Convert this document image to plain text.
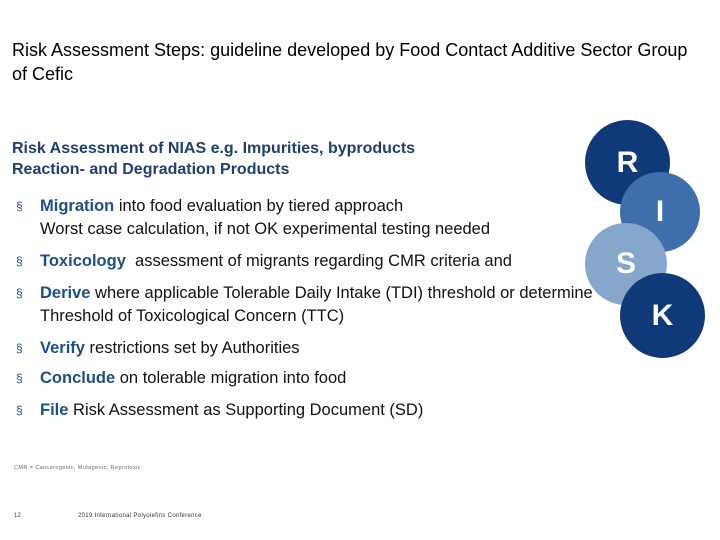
Risk Assessment Steps: guideline developed by Food Contact Additive Sector Group of Cefic
Risk Assessment of NIAS e.g. Impurities, byproducts
Reaction- and Degradation Products
§ Migration into food evaluation by tiered approach
Worst case calculation, if not OK experimental testing needed
§ Toxicology  assessment of migrants regarding CMR criteria and
§ Derive where applicable Tolerable Daily Intake (TDI) threshold or determine Threshold of Toxicological Concern (TTC)
§ Verify restrictions set by Authorities
§ Conclude on tolerable migration into food
§ File Risk Assessment as Supporting Document (SD)
R
I
S
K
CMR = Cancerogenic, Mutagenic, Reprotoxic
12	2019 International Polyolefins Conference
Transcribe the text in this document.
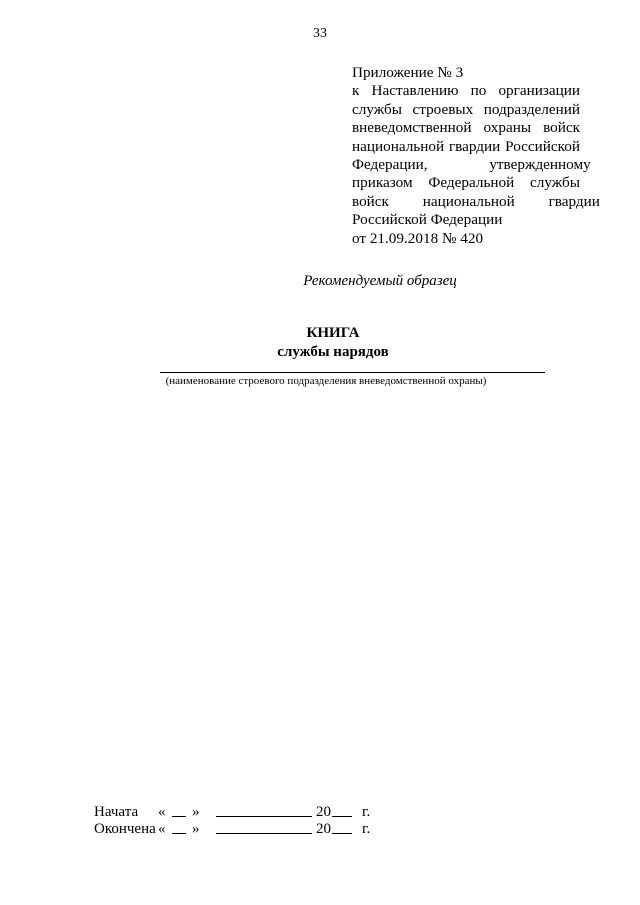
33
Приложение № 3
к Наставлению по организации
службы строевых подразделений
вневедомственной охраны войск
национальной гвардии Российской
Федерации, утвержденному
приказом Федеральной службы
войск национальной гвардии
Российской Федерации
от 21.09.2018 № 420
Рекомендуемый образец
КНИГА
службы нарядов
(наименование строевого подразделения вневедомственной охраны)
Начата « »	20 г.
Окончена « »	20 г.
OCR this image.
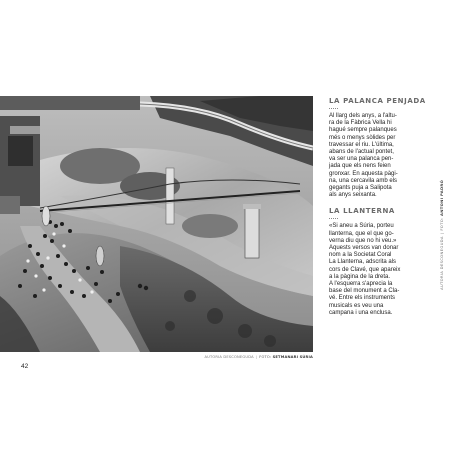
AUTORIA DESCONEGUDA | FOTO: SETMANARI SÚRIA
42
LA PALANCA PENJADA

Al llarg dels anys, a l'altu-
ra de la Fàbrica Vella hi
hagué sempre palanques
més o menys sòlides per
travessar el riu. L'última,
abans de l'actual pontet,
va ser una palanca pen-
jada que els nens feien
gronxar. En aquesta pàgi-
na, una cercavila amb els
gegants puja a Salipota
als anys seixanta.

LA LLANTERNA

«Si aneu a Súria, porteu
llanterna, que el que go-
verna diu que no hi veu.»
Aquests versos van donar
nom a la Societat Coral
La Llanterna, adscrita als
cors de Clavé, que apareix
a la pàgina de la dreta.
A l'esquerra s'aprecia la
base del monument a Cla-
vé. Entre els instruments
musicals es veu una
campana i una enclusa.

AUTORIA DESCONEGUDA|FOTO: ANTONI PADRÓ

_Goal of the exercise_. Pull out all lines from the entries above that include the word "Российской".

_Solution for this problem_.
национальной гвардии Российской
Российской Федерации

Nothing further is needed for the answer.